Directive:
Repeat every record below exactly, omitting any pictures.

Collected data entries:
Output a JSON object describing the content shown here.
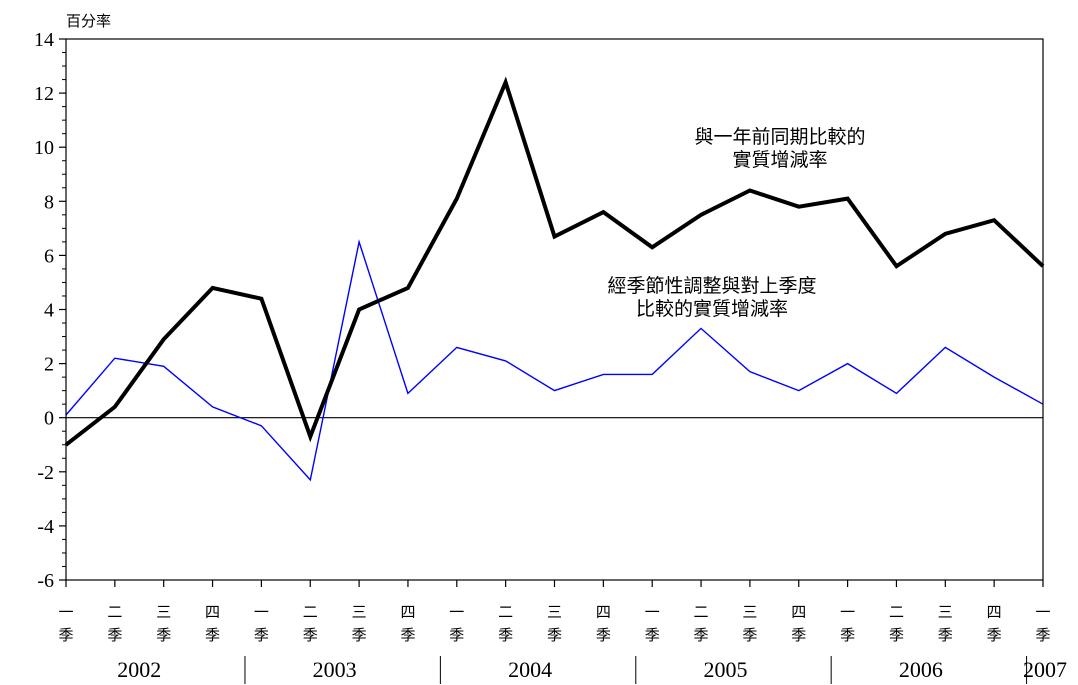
{
  "chart_data": {
    "type": "line",
    "ylabel": "百分率",
    "ylim": [
      -6,
      14
    ],
    "y_ticks": [
      -6,
      -4,
      -2,
      0,
      2,
      4,
      6,
      8,
      10,
      12,
      14
    ],
    "grid": false,
    "quarter_labels": [
      [
        "一",
        "季"
      ],
      [
        "二",
        "季"
      ],
      [
        "三",
        "季"
      ],
      [
        "四",
        "季"
      ],
      [
        "一",
        "季"
      ],
      [
        "二",
        "季"
      ],
      [
        "三",
        "季"
      ],
      [
        "四",
        "季"
      ],
      [
        "一",
        "季"
      ],
      [
        "二",
        "季"
      ],
      [
        "三",
        "季"
      ],
      [
        "四",
        "季"
      ],
      [
        "一",
        "季"
      ],
      [
        "二",
        "季"
      ],
      [
        "三",
        "季"
      ],
      [
        "四",
        "季"
      ],
      [
        "一",
        "季"
      ],
      [
        "二",
        "季"
      ],
      [
        "三",
        "季"
      ],
      [
        "四",
        "季"
      ],
      [
        "一",
        "季"
      ]
    ],
    "years": [
      {
        "label": "2002",
        "quarters": 4
      },
      {
        "label": "2003",
        "quarters": 4
      },
      {
        "label": "2004",
        "quarters": 4
      },
      {
        "label": "2005",
        "quarters": 4
      },
      {
        "label": "2006",
        "quarters": 4
      },
      {
        "label": "2007",
        "quarters": 1
      }
    ],
    "series": [
      {
        "name": "與一年前同期比較的實質增減率",
        "color": "#000000",
        "values": [
          -1.0,
          0.4,
          2.9,
          4.8,
          4.4,
          -0.7,
          4.0,
          4.8,
          8.1,
          12.4,
          6.7,
          7.6,
          6.3,
          7.5,
          8.4,
          7.8,
          8.1,
          5.6,
          6.8,
          7.3,
          5.6
        ]
      },
      {
        "name": "經季節性調整與對上季度比較的實質增減率",
        "color": "#0000ff",
        "values": [
          0.1,
          2.2,
          1.9,
          0.4,
          -0.3,
          -2.3,
          6.5,
          0.9,
          2.6,
          2.1,
          1.0,
          1.6,
          1.6,
          3.3,
          1.7,
          1.0,
          2.0,
          0.9,
          2.6,
          1.5,
          0.5
        ]
      }
    ],
    "annotations": [
      {
        "series": 0,
        "lines": [
          "與一年前同期比較的",
          "實質增減率"
        ]
      },
      {
        "series": 1,
        "lines": [
          "經季節性調整與對上季度",
          "比較的實質增減率"
        ]
      }
    ]
  }
}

Result of this task:
Output a JSON object describing the content shown here.
{
  "chart_data": {
    "type": "line",
    "ylabel": "百分率",
    "ylim": [
      -6,
      14
    ],
    "y_ticks": [
      -6,
      -4,
      -2,
      0,
      2,
      4,
      6,
      8,
      10,
      12,
      14
    ],
    "grid": false,
    "quarter_labels": [
      [
        "一",
        "季"
      ],
      [
        "二",
        "季"
      ],
      [
        "三",
        "季"
      ],
      [
        "四",
        "季"
      ],
      [
        "一",
        "季"
      ],
      [
        "二",
        "季"
      ],
      [
        "三",
        "季"
      ],
      [
        "四",
        "季"
      ],
      [
        "一",
        "季"
      ],
      [
        "二",
        "季"
      ],
      [
        "三",
        "季"
      ],
      [
        "四",
        "季"
      ],
      [
        "一",
        "季"
      ],
      [
        "二",
        "季"
      ],
      [
        "三",
        "季"
      ],
      [
        "四",
        "季"
      ],
      [
        "一",
        "季"
      ],
      [
        "二",
        "季"
      ],
      [
        "三",
        "季"
      ],
      [
        "四",
        "季"
      ],
      [
        "一",
        "季"
      ]
    ],
    "years": [
      {
        "label": "2002",
        "quarters": 4
      },
      {
        "label": "2003",
        "quarters": 4
      },
      {
        "label": "2004",
        "quarters": 4
      },
      {
        "label": "2005",
        "quarters": 4
      },
      {
        "label": "2006",
        "quarters": 4
      },
      {
        "label": "2007",
        "quarters": 1
      }
    ],
    "series": [
      {
        "name": "與一年前同期比較的實質增減率",
        "color": "#000000",
        "values": [
          -1.0,
          0.4,
          2.9,
          4.8,
          4.4,
          -0.7,
          4.0,
          4.8,
          8.1,
          12.4,
          6.7,
          7.6,
          6.3,
          7.5,
          8.4,
          7.8,
          8.1,
          5.6,
          6.8,
          7.3,
          5.6
        ]
      },
      {
        "name": "經季節性調整與對上季度比較的實質增減率",
        "color": "#0000ff",
        "values": [
          0.1,
          2.2,
          1.9,
          0.4,
          -0.3,
          -2.3,
          6.5,
          0.9,
          2.6,
          2.1,
          1.0,
          1.6,
          1.6,
          3.3,
          1.7,
          1.0,
          2.0,
          0.9,
          2.6,
          1.5,
          0.5
        ]
      }
    ],
    "annotations": [
      {
        "series": 0,
        "lines": [
          "與一年前同期比較的",
          "實質增減率"
        ]
      },
      {
        "series": 1,
        "lines": [
          "經季節性調整與對上季度",
          "比較的實質增減率"
        ]
      }
    ]
  }
}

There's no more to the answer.